_WHAT IS BEING ASKED_. Each line that holds the word "this" is to be identified and copied.

_Collected data entries_.
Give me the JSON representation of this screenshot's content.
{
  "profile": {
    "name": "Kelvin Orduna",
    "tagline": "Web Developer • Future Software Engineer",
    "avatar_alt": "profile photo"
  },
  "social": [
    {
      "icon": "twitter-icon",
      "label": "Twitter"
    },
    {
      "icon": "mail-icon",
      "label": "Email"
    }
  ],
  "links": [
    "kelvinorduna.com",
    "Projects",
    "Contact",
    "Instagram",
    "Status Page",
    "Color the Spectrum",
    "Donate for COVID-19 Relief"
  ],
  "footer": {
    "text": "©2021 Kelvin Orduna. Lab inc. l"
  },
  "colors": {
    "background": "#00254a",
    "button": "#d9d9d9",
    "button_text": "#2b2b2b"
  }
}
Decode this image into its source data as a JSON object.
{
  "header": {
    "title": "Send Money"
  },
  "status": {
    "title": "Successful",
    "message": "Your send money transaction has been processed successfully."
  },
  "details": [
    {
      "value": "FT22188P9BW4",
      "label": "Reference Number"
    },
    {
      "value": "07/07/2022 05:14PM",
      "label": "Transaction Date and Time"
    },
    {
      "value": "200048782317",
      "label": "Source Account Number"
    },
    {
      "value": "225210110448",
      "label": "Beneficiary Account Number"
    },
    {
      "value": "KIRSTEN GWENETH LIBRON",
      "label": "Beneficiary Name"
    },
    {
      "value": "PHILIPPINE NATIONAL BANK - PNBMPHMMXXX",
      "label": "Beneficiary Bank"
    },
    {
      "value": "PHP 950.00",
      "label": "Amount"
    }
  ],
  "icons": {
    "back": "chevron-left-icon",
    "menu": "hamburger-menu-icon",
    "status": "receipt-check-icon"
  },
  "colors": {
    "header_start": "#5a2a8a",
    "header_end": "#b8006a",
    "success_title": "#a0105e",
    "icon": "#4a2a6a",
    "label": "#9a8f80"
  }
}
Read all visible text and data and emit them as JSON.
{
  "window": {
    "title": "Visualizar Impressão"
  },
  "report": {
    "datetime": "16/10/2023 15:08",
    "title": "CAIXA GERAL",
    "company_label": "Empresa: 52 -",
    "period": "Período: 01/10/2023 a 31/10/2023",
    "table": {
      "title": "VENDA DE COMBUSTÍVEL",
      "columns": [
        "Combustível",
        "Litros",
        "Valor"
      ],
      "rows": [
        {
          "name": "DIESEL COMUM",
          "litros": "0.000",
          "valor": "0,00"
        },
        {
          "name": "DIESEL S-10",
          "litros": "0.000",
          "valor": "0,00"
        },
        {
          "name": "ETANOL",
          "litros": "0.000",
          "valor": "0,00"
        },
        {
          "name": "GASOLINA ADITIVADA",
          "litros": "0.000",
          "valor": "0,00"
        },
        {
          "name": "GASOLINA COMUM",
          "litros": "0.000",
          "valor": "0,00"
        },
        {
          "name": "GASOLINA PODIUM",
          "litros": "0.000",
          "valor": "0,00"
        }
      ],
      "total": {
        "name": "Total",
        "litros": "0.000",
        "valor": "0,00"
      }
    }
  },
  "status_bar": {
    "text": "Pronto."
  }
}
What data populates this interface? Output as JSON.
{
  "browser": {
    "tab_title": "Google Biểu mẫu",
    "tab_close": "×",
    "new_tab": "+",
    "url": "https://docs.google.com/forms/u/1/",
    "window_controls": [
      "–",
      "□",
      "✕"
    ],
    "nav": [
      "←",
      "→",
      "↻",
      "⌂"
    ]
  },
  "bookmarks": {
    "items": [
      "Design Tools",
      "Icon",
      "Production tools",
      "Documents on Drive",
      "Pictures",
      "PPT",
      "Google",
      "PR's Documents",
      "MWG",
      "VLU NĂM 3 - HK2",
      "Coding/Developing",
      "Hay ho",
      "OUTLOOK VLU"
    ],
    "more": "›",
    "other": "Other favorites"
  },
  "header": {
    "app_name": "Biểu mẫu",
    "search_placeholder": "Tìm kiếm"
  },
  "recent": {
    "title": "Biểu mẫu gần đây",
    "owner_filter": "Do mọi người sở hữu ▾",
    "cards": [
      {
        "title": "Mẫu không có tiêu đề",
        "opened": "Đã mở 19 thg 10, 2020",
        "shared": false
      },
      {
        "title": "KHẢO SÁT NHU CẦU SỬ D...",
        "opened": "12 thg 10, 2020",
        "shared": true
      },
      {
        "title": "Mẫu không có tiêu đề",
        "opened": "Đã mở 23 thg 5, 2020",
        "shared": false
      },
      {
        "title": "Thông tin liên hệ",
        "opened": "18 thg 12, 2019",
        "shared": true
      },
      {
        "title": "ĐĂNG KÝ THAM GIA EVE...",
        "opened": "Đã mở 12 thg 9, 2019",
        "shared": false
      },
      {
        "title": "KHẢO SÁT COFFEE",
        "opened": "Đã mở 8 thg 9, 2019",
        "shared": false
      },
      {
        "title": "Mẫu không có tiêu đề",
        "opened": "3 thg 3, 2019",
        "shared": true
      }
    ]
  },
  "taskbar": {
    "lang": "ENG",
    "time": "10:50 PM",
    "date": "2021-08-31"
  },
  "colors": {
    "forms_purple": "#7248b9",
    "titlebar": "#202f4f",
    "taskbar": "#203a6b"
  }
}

_WRITTEN RESPONSE_.
Give me the JSON representation of this screenshot's content.
Decode this image into its source data as a JSON object.
What data populates this interface? Output as JSON.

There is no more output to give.